[Chart and figure data]

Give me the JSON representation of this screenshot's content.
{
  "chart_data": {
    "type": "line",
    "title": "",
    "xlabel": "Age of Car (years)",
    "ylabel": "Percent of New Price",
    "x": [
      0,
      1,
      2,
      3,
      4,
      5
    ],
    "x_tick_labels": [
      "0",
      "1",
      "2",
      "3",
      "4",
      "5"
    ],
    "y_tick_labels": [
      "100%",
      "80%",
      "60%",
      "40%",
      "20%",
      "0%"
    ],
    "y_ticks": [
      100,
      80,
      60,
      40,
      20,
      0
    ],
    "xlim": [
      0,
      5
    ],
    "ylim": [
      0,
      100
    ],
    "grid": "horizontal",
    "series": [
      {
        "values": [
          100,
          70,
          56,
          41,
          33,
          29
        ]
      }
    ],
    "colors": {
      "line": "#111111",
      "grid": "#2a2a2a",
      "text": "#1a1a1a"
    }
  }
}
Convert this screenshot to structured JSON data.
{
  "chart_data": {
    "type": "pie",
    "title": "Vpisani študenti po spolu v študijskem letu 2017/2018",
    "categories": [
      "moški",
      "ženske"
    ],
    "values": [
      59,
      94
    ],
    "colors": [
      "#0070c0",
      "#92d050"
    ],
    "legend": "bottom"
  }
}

What is expected →
Report all lines of the data that include the word "screenshot".

Response to this exercise →
Give me the JSON representation of this screenshot's content.
Convert this screenshot to structured JSON data.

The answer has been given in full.